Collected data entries
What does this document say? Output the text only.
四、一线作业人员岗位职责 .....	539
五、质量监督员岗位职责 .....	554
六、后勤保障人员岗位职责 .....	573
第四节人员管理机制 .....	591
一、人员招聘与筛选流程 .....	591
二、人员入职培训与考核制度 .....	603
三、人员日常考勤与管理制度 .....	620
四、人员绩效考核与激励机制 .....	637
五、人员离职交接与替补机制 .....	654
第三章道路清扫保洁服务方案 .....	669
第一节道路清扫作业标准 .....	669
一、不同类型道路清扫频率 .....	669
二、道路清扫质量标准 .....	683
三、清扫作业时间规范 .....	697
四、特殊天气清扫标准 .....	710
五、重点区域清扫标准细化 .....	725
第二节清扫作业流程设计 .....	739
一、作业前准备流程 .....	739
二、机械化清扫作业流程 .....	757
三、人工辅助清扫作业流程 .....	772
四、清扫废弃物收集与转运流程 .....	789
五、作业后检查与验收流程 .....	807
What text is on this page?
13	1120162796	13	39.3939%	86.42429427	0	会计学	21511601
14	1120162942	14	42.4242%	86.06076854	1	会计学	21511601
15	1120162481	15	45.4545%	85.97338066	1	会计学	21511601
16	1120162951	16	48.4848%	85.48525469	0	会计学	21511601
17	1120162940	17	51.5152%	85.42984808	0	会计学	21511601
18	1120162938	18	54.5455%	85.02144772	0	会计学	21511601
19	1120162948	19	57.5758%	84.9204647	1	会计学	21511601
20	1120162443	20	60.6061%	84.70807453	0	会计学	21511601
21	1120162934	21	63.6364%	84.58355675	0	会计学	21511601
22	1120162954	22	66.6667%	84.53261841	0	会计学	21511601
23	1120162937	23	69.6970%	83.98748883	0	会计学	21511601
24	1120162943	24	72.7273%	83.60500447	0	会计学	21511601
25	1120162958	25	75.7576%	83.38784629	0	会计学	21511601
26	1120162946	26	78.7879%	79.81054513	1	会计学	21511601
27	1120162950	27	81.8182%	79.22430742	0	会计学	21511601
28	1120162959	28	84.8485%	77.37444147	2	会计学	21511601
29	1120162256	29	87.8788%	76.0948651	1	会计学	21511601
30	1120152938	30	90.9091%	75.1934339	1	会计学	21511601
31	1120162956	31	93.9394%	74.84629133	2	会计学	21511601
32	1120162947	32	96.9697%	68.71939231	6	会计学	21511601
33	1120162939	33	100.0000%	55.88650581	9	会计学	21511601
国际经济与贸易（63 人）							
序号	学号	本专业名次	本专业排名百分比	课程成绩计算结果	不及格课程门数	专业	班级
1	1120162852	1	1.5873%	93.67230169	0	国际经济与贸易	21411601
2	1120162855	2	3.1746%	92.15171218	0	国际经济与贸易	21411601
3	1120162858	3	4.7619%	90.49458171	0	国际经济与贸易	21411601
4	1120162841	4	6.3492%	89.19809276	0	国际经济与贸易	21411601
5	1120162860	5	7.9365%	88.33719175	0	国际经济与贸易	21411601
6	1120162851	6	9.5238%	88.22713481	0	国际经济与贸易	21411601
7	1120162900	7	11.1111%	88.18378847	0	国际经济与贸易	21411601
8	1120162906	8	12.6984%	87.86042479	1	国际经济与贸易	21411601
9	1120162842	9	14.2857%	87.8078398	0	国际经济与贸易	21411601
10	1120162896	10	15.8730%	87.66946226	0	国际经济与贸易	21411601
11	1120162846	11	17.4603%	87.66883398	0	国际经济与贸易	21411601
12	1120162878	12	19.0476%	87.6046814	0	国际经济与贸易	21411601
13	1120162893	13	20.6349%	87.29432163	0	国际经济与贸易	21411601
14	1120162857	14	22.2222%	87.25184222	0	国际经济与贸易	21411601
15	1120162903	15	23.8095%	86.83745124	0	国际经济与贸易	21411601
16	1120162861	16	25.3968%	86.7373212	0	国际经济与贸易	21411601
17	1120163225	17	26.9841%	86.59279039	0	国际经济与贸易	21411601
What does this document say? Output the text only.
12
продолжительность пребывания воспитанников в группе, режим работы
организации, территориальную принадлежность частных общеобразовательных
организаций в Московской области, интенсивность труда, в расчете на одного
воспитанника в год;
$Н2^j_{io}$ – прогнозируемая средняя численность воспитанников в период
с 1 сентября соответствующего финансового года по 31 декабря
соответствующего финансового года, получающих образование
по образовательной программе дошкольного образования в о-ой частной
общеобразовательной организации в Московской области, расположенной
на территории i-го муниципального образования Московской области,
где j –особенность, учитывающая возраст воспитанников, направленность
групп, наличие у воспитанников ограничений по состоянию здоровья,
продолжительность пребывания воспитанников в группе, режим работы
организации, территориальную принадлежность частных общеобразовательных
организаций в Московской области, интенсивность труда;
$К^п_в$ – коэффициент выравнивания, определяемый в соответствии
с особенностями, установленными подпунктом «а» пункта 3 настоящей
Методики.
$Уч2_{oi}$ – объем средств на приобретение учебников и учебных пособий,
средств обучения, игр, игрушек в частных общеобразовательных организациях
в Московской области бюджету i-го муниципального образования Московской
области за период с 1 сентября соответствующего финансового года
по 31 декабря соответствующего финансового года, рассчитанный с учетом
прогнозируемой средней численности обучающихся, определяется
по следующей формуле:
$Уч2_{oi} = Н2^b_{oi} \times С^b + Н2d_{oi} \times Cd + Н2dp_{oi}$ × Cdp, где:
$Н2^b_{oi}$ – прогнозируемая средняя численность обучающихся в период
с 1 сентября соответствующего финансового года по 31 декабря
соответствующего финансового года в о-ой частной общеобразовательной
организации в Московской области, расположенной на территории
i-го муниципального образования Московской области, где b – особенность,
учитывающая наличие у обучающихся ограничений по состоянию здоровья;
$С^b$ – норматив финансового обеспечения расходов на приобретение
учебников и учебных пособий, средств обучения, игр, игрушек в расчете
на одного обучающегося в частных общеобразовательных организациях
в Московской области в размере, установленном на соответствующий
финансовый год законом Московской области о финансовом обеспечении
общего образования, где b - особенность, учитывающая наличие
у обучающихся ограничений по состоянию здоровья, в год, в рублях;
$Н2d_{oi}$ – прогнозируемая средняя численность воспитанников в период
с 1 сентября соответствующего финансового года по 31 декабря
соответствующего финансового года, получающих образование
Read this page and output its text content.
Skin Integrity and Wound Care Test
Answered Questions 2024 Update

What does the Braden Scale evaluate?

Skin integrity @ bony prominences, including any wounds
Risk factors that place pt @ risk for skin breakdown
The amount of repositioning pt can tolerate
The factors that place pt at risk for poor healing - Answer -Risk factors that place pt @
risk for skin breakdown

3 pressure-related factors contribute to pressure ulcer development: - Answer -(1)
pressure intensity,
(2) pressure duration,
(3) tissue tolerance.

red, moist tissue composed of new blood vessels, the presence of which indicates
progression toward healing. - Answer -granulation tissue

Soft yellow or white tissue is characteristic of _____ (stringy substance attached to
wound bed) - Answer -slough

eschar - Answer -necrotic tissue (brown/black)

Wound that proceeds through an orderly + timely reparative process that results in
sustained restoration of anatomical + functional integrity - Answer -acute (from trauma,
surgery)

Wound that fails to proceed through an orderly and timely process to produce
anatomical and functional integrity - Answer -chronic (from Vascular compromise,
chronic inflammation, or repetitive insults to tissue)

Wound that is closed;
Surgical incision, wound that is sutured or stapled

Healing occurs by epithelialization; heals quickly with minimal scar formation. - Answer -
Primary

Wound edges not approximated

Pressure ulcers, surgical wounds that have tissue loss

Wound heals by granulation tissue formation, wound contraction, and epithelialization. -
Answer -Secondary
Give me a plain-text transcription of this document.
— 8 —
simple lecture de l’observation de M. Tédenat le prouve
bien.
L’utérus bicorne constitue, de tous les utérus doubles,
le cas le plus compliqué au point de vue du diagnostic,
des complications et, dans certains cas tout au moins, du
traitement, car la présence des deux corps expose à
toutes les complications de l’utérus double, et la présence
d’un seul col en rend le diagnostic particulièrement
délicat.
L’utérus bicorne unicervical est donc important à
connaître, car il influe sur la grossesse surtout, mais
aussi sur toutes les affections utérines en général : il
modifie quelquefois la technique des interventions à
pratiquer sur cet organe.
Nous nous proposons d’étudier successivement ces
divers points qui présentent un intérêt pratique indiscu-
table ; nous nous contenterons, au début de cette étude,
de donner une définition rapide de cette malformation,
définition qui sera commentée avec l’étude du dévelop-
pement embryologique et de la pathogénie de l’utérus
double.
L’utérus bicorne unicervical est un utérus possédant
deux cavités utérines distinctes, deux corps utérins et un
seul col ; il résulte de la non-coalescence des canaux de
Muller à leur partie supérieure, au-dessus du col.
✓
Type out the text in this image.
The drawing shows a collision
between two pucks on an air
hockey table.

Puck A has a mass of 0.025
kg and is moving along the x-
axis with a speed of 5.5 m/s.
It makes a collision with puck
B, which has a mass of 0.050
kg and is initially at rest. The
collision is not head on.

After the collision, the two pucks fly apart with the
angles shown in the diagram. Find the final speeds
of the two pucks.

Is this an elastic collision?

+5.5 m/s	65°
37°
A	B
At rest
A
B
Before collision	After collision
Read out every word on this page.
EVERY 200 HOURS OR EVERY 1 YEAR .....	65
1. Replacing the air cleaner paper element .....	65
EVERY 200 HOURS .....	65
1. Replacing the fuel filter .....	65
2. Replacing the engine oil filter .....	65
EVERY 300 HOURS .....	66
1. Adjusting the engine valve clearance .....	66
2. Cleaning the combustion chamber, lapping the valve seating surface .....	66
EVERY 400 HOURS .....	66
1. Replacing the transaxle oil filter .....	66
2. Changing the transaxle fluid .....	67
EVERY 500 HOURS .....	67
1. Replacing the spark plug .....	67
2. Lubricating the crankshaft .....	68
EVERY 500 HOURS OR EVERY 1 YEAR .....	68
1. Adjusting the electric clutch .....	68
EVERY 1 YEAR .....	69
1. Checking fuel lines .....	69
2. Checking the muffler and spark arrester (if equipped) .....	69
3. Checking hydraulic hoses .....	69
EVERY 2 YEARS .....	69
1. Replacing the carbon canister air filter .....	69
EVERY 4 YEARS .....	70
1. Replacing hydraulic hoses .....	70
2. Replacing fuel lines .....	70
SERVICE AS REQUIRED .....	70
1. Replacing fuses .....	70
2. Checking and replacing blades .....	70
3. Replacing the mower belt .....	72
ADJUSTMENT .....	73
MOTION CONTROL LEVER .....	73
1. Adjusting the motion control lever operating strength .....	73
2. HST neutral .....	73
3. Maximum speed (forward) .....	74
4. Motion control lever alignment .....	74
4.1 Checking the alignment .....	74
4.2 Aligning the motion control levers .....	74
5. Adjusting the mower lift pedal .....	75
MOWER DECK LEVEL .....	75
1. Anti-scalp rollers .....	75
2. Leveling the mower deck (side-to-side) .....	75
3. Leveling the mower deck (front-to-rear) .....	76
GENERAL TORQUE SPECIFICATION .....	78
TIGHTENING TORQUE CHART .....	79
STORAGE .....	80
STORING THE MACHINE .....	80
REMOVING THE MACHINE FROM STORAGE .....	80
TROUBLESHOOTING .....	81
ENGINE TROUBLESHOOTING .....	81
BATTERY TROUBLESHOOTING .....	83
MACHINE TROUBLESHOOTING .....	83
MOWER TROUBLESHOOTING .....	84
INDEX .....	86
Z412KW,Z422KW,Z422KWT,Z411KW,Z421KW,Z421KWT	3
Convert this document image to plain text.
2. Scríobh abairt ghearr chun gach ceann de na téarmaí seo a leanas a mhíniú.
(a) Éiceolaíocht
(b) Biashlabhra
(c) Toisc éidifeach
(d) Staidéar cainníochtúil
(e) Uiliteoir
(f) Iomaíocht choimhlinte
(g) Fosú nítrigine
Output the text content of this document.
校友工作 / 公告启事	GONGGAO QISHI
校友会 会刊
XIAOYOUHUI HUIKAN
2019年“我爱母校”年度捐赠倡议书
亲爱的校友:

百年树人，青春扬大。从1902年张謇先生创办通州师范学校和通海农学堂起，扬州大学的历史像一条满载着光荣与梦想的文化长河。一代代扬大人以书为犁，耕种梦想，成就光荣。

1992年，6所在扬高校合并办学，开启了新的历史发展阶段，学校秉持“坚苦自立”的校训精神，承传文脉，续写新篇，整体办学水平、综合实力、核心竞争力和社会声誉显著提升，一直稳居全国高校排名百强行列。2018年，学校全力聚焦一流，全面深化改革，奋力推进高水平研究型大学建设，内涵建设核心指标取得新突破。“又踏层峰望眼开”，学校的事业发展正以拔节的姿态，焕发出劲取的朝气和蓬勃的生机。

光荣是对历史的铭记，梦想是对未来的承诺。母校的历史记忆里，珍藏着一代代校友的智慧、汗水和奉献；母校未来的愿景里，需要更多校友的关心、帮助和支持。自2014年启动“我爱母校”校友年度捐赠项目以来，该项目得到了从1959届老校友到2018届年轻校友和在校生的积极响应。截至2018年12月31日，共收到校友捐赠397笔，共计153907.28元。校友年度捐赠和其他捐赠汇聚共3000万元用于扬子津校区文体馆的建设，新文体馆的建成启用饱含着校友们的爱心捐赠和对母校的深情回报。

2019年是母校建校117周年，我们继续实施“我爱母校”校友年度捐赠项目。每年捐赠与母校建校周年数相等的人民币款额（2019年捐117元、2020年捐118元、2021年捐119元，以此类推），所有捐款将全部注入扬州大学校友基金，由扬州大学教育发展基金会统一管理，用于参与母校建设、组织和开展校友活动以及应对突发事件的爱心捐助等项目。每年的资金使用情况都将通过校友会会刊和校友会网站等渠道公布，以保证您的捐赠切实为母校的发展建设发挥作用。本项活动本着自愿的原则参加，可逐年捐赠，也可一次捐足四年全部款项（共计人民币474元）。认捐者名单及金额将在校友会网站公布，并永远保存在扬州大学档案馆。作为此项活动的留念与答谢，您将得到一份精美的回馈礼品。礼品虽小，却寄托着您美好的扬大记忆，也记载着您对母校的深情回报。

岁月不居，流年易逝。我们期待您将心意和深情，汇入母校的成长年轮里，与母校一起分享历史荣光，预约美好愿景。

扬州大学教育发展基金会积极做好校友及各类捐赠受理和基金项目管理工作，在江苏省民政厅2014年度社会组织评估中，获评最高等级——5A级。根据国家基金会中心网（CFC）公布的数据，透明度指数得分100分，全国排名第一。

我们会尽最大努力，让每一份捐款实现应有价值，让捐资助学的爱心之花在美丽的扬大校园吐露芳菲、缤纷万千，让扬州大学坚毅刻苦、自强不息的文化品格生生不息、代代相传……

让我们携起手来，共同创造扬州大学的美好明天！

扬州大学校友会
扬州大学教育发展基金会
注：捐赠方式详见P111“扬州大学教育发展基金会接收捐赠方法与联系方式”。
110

WHAT THE TASK REQUIRES
Your answer should be only a number: how many lines of the data above contain the string "учитывающая"?

TASK ANSWER
3